## START

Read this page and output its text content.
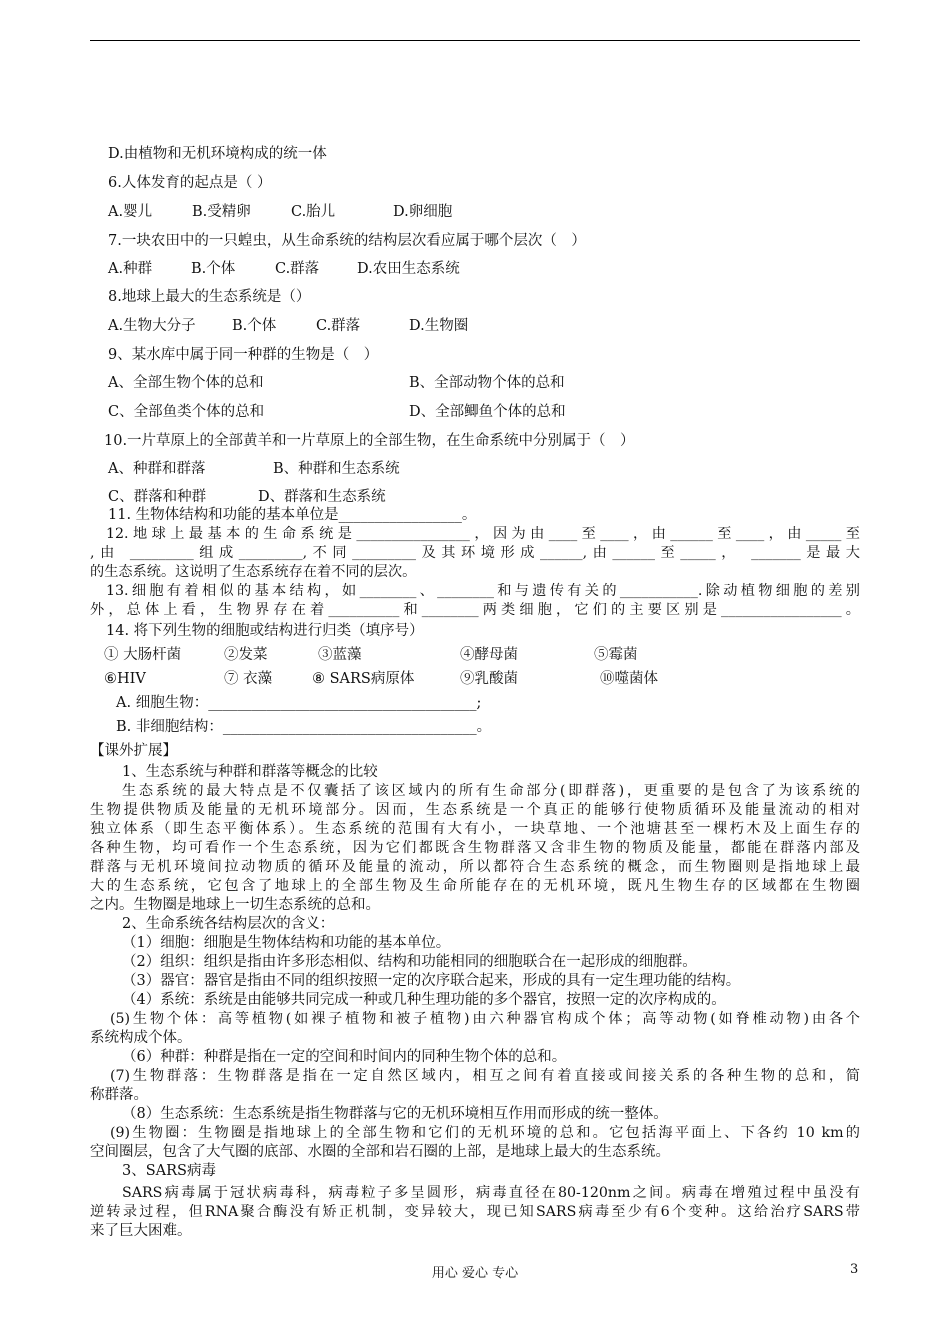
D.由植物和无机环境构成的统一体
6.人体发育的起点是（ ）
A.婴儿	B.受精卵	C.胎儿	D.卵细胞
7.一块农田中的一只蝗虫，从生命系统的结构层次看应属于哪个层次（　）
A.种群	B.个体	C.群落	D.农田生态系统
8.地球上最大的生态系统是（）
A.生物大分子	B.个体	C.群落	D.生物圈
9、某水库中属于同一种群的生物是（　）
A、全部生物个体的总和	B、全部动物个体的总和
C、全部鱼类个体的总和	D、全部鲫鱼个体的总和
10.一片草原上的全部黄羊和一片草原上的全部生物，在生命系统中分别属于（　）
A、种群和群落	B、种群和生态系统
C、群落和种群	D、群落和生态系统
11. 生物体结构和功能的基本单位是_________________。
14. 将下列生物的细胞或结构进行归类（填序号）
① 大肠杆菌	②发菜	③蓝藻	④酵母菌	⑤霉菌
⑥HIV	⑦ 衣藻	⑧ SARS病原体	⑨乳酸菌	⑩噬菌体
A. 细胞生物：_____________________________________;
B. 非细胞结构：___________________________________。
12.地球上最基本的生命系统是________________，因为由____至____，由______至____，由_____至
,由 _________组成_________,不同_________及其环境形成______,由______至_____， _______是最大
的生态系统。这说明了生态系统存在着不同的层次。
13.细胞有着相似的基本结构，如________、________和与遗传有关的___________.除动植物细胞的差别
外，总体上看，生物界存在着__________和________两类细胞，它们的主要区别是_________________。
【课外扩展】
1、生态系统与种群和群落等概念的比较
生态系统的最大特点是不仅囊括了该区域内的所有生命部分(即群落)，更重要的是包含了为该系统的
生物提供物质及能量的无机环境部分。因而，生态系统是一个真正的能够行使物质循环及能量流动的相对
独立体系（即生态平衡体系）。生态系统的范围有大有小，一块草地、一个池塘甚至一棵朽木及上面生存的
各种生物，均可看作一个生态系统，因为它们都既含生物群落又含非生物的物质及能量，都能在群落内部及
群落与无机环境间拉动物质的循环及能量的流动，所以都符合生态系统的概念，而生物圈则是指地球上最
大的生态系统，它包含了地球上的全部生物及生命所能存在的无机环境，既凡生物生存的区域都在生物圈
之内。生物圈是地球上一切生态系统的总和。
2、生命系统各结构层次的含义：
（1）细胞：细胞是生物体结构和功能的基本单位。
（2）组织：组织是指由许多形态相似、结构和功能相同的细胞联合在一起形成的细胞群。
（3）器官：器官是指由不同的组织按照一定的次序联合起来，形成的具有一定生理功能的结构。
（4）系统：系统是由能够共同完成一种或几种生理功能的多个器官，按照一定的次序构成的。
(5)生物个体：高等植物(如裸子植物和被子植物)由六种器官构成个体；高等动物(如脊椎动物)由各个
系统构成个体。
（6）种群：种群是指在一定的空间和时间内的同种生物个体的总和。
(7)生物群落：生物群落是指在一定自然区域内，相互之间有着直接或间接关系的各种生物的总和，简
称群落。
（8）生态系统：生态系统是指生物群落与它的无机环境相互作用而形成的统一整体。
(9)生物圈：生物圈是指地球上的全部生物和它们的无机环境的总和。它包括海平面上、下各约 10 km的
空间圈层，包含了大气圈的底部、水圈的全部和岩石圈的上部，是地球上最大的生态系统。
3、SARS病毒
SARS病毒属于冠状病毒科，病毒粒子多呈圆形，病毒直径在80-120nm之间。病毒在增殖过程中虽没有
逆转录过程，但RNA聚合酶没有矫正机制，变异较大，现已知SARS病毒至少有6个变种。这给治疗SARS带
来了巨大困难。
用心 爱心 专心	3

## END

What comes back should match the records exactly, minus any pictures.

**Exercise answer**
Read this page and output its text content.
D.由植物和无机环境构成的统一体
6.人体发育的起点是（ ）
A.婴儿	B.受精卵	C.胎儿	D.卵细胞
7.一块农田中的一只蝗虫，从生命系统的结构层次看应属于哪个层次（　）
A.种群	B.个体	C.群落	D.农田生态系统
8.地球上最大的生态系统是（）
A.生物大分子	B.个体	C.群落	D.生物圈
9、某水库中属于同一种群的生物是（　）
A、全部生物个体的总和	B、全部动物个体的总和
C、全部鱼类个体的总和	D、全部鲫鱼个体的总和
10.一片草原上的全部黄羊和一片草原上的全部生物，在生命系统中分别属于（　）
A、种群和群落	B、种群和生态系统
C、群落和种群	D、群落和生态系统
11. 生物体结构和功能的基本单位是_________________。
14. 将下列生物的细胞或结构进行归类（填序号）
① 大肠杆菌	②发菜	③蓝藻	④酵母菌	⑤霉菌
⑥HIV	⑦ 衣藻	⑧ SARS病原体	⑨乳酸菌	⑩噬菌体
A. 细胞生物：_____________________________________;
B. 非细胞结构：___________________________________。
12.地球上最基本的生命系统是________________，因为由____至____，由______至____，由_____至
,由 _________组成_________,不同_________及其环境形成______,由______至_____， _______是最大
的生态系统。这说明了生态系统存在着不同的层次。
13.细胞有着相似的基本结构，如________、________和与遗传有关的___________.除动植物细胞的差别
外，总体上看，生物界存在着__________和________两类细胞，它们的主要区别是_________________。
【课外扩展】
1、生态系统与种群和群落等概念的比较
生态系统的最大特点是不仅囊括了该区域内的所有生命部分(即群落)，更重要的是包含了为该系统的
生物提供物质及能量的无机环境部分。因而，生态系统是一个真正的能够行使物质循环及能量流动的相对
独立体系（即生态平衡体系）。生态系统的范围有大有小，一块草地、一个池塘甚至一棵朽木及上面生存的
各种生物，均可看作一个生态系统，因为它们都既含生物群落又含非生物的物质及能量，都能在群落内部及
群落与无机环境间拉动物质的循环及能量的流动，所以都符合生态系统的概念，而生物圈则是指地球上最
大的生态系统，它包含了地球上的全部生物及生命所能存在的无机环境，既凡生物生存的区域都在生物圈
之内。生物圈是地球上一切生态系统的总和。
2、生命系统各结构层次的含义：
（1）细胞：细胞是生物体结构和功能的基本单位。
（2）组织：组织是指由许多形态相似、结构和功能相同的细胞联合在一起形成的细胞群。
（3）器官：器官是指由不同的组织按照一定的次序联合起来，形成的具有一定生理功能的结构。
（4）系统：系统是由能够共同完成一种或几种生理功能的多个器官，按照一定的次序构成的。
(5)生物个体：高等植物(如裸子植物和被子植物)由六种器官构成个体；高等动物(如脊椎动物)由各个
系统构成个体。
（6）种群：种群是指在一定的空间和时间内的同种生物个体的总和。
(7)生物群落：生物群落是指在一定自然区域内，相互之间有着直接或间接关系的各种生物的总和，简
称群落。
（8）生态系统：生态系统是指生物群落与它的无机环境相互作用而形成的统一整体。
(9)生物圈：生物圈是指地球上的全部生物和它们的无机环境的总和。它包括海平面上、下各约 10 km的
空间圈层，包含了大气圈的底部、水圈的全部和岩石圈的上部，是地球上最大的生态系统。
3、SARS病毒
SARS病毒属于冠状病毒科，病毒粒子多呈圆形，病毒直径在80-120nm之间。病毒在增殖过程中虽没有
逆转录过程，但RNA聚合酶没有矫正机制，变异较大，现已知SARS病毒至少有6个变种。这给治疗SARS带
来了巨大困难。
用心 爱心 专心	3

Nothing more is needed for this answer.